Exercise task
State how many lines of the listing below include the word "pages". Give only the number.

Data supplied

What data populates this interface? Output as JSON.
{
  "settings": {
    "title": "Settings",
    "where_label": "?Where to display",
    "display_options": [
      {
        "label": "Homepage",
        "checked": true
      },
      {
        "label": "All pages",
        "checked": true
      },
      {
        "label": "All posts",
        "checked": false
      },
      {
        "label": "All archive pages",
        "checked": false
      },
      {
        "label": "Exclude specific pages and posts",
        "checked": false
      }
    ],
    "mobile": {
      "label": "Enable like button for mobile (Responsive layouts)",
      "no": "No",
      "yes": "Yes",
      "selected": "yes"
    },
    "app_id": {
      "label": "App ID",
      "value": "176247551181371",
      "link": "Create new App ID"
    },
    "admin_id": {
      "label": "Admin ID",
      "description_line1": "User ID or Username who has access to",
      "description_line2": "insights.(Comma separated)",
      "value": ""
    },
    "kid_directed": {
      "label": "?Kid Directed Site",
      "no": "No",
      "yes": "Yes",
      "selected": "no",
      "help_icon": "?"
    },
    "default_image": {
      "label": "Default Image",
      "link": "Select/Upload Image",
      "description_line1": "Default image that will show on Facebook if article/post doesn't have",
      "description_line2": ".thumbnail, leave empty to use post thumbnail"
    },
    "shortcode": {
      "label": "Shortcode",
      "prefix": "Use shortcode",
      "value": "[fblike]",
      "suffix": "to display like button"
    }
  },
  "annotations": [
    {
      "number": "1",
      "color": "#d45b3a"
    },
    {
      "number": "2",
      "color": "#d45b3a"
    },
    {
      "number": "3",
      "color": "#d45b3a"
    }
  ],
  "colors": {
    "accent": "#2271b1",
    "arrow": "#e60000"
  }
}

Exercise solution
3